• _GOAL_: Copy out all of the material exactly.
====== INPUT MATERIAL
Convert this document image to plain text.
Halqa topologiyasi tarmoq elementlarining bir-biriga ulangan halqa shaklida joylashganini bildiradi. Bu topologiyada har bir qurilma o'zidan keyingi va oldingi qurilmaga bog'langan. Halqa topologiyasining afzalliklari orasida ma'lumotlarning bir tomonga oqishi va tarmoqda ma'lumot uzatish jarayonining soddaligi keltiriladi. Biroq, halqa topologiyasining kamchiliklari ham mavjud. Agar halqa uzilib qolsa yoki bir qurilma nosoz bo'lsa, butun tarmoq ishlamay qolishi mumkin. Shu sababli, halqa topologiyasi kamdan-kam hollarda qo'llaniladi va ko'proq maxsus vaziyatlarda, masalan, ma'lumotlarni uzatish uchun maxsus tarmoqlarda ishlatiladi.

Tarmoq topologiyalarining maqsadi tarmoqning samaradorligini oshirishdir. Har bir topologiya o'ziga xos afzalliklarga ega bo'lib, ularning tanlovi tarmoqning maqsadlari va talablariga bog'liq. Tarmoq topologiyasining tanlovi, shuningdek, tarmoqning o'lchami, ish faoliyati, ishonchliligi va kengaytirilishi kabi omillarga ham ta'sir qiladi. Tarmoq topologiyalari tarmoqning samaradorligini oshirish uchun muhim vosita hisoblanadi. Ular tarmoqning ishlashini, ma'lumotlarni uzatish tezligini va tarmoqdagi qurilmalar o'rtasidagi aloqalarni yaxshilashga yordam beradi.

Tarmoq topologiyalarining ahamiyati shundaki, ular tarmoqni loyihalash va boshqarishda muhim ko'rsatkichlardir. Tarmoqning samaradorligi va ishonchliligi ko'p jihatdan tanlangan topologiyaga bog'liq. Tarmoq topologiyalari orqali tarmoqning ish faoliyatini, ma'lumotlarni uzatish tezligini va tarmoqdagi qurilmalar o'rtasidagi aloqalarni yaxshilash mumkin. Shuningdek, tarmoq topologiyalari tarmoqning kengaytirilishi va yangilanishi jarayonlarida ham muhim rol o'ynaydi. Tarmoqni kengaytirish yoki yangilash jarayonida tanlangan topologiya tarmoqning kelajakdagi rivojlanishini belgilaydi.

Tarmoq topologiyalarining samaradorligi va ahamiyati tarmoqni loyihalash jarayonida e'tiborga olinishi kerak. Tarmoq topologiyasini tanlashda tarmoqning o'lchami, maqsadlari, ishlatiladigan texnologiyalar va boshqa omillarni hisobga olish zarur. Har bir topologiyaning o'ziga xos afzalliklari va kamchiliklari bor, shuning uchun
============
• _EXERCISE RESPONSE_:
Convert this document image to plain text.
Halqa topologiyasi tarmoq elementlarining bir-biriga ulangan halqa shaklida joylashganini bildiradi. Bu topologiyada har bir qurilma o'zidan keyingi va oldingi qurilmaga bog'langan. Halqa topologiyasining afzalliklari orasida ma'lumotlarning bir tomonga oqishi va tarmoqda ma'lumot uzatish jarayonining soddaligi keltiriladi. Biroq, halqa topologiyasining kamchiliklari ham mavjud. Agar halqa uzilib qolsa yoki bir qurilma nosoz bo'lsa, butun tarmoq ishlamay qolishi mumkin. Shu sababli, halqa topologiyasi kamdan-kam hollarda qo'llaniladi va ko'proq maxsus vaziyatlarda, masalan, ma'lumotlarni uzatish uchun maxsus tarmoqlarda ishlatiladi.

Tarmoq topologiyalarining maqsadi tarmoqning samaradorligini oshirishdir. Har bir topologiya o'ziga xos afzalliklarga ega bo'lib, ularning tanlovi tarmoqning maqsadlari va talablariga bog'liq. Tarmoq topologiyasining tanlovi, shuningdek, tarmoqning o'lchami, ish faoliyati, ishonchliligi va kengaytirilishi kabi omillarga ham ta'sir qiladi. Tarmoq topologiyalari tarmoqning samaradorligini oshirish uchun muhim vosita hisoblanadi. Ular tarmoqning ishlashini, ma'lumotlarni uzatish tezligini va tarmoqdagi qurilmalar o'rtasidagi aloqalarni yaxshilashga yordam beradi.

Tarmoq topologiyalarining ahamiyati shundaki, ular tarmoqni loyihalash va boshqarishda muhim ko'rsatkichlardir. Tarmoqning samaradorligi va ishonchliligi ko'p jihatdan tanlangan topologiyaga bog'liq. Tarmoq topologiyalari orqali tarmoqning ish faoliyatini, ma'lumotlarni uzatish tezligini va tarmoqdagi qurilmalar o'rtasidagi aloqalarni yaxshilash mumkin. Shuningdek, tarmoq topologiyalari tarmoqning kengaytirilishi va yangilanishi jarayonlarida ham muhim rol o'ynaydi. Tarmoqni kengaytirish yoki yangilash jarayonida tanlangan topologiya tarmoqning kelajakdagi rivojlanishini belgilaydi.

Tarmoq topologiyalarining samaradorligi va ahamiyati tarmoqni loyihalash jarayonida e'tiborga olinishi kerak. Tarmoq topologiyasini tanlashda tarmoqning o'lchami, maqsadlari, ishlatiladigan texnologiyalar va boshqa omillarni hisobga olish zarur. Har bir topologiyaning o'ziga xos afzalliklari va kamchiliklari bor, shuning uchun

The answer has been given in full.